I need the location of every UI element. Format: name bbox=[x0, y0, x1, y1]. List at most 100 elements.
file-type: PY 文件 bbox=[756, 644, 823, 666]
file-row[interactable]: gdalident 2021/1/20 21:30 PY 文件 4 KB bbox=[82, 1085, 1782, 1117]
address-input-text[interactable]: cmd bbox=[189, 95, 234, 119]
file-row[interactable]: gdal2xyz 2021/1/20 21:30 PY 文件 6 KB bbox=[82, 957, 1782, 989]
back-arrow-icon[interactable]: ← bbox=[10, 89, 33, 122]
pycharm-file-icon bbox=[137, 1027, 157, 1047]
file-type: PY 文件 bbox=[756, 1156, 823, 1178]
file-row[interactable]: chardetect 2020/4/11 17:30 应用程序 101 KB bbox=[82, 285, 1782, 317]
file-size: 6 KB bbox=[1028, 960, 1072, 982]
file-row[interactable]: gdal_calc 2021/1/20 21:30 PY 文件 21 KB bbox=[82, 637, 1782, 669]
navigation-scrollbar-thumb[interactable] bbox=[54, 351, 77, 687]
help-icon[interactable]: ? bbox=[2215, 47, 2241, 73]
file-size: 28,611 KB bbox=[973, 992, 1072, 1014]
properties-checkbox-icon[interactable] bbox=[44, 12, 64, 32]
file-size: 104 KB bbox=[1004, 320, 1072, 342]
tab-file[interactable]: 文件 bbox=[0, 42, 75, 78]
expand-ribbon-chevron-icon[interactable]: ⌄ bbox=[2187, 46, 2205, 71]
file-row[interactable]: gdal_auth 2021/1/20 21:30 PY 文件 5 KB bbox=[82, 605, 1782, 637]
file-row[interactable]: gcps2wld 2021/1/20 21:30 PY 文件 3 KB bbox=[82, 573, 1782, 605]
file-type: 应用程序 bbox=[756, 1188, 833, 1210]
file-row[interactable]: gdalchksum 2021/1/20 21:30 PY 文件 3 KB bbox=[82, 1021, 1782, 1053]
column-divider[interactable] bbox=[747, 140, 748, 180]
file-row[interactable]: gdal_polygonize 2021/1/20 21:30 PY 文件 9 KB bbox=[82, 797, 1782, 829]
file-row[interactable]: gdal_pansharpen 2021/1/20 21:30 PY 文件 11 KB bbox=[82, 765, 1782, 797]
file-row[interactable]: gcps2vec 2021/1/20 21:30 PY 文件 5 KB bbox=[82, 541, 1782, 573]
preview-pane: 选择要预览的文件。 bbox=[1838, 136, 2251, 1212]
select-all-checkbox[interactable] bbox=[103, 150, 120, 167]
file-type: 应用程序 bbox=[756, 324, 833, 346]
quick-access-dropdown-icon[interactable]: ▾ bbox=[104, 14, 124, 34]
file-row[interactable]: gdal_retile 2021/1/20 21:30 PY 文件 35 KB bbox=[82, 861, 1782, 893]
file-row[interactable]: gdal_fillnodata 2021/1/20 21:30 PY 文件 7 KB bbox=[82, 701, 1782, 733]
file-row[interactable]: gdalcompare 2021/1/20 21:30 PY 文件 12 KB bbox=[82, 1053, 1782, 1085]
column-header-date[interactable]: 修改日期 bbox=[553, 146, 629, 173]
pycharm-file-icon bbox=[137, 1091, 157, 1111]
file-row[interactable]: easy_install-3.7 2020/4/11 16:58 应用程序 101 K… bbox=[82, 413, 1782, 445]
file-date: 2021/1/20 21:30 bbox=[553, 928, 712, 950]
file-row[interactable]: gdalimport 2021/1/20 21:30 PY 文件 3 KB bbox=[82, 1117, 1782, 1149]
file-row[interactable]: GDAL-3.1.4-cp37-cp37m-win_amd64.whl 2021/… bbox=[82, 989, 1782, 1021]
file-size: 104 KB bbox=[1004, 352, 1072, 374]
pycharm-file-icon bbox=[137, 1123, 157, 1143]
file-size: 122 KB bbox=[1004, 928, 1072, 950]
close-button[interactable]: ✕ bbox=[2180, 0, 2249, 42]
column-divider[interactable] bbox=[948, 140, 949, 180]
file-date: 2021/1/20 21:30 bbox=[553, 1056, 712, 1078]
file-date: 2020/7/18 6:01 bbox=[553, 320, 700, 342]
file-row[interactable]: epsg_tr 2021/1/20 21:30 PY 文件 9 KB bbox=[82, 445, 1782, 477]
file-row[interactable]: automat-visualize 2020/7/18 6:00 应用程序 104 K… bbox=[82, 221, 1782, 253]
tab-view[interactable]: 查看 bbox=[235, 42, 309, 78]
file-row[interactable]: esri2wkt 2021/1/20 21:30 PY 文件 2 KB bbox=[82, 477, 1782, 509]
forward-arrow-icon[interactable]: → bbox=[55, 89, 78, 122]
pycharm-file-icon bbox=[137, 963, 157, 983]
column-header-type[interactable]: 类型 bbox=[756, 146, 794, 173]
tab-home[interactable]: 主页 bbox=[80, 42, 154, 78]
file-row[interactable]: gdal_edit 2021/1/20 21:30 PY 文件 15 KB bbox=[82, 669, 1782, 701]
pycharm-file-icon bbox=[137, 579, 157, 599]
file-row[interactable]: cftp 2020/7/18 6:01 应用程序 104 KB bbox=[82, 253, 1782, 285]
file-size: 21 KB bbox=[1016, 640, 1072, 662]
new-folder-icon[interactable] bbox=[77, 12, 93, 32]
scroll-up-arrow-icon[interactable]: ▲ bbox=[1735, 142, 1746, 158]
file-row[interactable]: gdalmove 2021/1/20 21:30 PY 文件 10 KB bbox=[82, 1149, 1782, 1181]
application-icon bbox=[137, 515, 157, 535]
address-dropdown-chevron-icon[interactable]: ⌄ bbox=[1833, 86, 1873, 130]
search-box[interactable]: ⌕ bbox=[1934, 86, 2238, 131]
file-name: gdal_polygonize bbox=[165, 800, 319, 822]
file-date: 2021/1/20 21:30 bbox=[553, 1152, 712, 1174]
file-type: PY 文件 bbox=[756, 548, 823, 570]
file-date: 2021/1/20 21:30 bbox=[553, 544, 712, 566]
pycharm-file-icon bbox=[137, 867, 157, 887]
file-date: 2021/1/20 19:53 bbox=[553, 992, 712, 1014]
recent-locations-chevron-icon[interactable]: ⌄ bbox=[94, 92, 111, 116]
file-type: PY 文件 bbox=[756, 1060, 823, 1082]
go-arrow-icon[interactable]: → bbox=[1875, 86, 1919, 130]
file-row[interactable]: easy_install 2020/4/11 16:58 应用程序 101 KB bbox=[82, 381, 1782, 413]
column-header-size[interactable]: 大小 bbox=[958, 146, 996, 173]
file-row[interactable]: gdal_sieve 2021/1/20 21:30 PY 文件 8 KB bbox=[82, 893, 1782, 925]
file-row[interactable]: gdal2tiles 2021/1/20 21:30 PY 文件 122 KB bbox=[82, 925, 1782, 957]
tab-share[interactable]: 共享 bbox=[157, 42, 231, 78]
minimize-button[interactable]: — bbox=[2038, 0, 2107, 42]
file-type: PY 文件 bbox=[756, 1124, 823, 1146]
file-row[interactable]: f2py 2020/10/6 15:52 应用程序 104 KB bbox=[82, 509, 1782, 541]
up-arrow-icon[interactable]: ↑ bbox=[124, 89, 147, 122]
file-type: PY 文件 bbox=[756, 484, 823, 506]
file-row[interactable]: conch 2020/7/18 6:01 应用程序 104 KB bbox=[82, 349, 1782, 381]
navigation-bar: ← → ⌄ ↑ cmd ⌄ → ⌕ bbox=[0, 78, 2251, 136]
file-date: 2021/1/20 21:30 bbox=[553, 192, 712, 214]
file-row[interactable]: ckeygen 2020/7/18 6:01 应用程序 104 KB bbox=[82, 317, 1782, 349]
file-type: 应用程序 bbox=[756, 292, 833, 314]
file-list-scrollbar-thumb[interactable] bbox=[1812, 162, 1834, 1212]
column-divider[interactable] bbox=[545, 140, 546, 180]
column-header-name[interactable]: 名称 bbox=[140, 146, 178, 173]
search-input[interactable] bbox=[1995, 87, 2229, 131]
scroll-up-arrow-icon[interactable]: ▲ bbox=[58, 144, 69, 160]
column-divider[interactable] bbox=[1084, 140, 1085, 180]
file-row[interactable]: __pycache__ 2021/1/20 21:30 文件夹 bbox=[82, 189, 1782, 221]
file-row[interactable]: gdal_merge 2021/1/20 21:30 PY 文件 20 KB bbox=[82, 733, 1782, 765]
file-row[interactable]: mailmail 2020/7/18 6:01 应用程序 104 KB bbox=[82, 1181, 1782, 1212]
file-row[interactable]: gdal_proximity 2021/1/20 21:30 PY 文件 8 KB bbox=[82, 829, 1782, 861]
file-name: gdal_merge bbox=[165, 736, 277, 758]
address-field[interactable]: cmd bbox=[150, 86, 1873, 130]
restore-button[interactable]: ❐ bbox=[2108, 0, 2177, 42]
══════
_TASK INSTRUCTIONS_. Please return the items without any change, from the first line through the line containing "file-row[interactable]: gdalchksum 2021/1/20", including both of those lines.

_THE RESULT_.
I need the location of every UI element. Format: name bbox=[x0, y0, x1, y1]. List at most 100 elements.
file-type: PY 文件 bbox=[756, 644, 823, 666]
file-row[interactable]: gdalident 2021/1/20 21:30 PY 文件 4 KB bbox=[82, 1085, 1782, 1117]
address-input-text[interactable]: cmd bbox=[189, 95, 234, 119]
file-row[interactable]: gdal2xyz 2021/1/20 21:30 PY 文件 6 KB bbox=[82, 957, 1782, 989]
back-arrow-icon[interactable]: ← bbox=[10, 89, 33, 122]
pycharm-file-icon bbox=[137, 1027, 157, 1047]
file-type: PY 文件 bbox=[756, 1156, 823, 1178]
file-row[interactable]: chardetect 2020/4/11 17:30 应用程序 101 KB bbox=[82, 285, 1782, 317]
file-size: 6 KB bbox=[1028, 960, 1072, 982]
file-row[interactable]: gdal_calc 2021/1/20 21:30 PY 文件 21 KB bbox=[82, 637, 1782, 669]
navigation-scrollbar-thumb[interactable] bbox=[54, 351, 77, 687]
help-icon[interactable]: ? bbox=[2215, 47, 2241, 73]
file-size: 28,611 KB bbox=[973, 992, 1072, 1014]
properties-checkbox-icon[interactable] bbox=[44, 12, 64, 32]
file-size: 104 KB bbox=[1004, 320, 1072, 342]
tab-file[interactable]: 文件 bbox=[0, 42, 75, 78]
expand-ribbon-chevron-icon[interactable]: ⌄ bbox=[2187, 46, 2205, 71]
file-row[interactable]: gdal_auth 2021/1/20 21:30 PY 文件 5 KB bbox=[82, 605, 1782, 637]
file-row[interactable]: gcps2wld 2021/1/20 21:30 PY 文件 3 KB bbox=[82, 573, 1782, 605]
file-type: 应用程序 bbox=[756, 1188, 833, 1210]
file-row[interactable]: gdalchksum 2021/1/20 21:30 PY 文件 3 KB bbox=[82, 1021, 1782, 1053]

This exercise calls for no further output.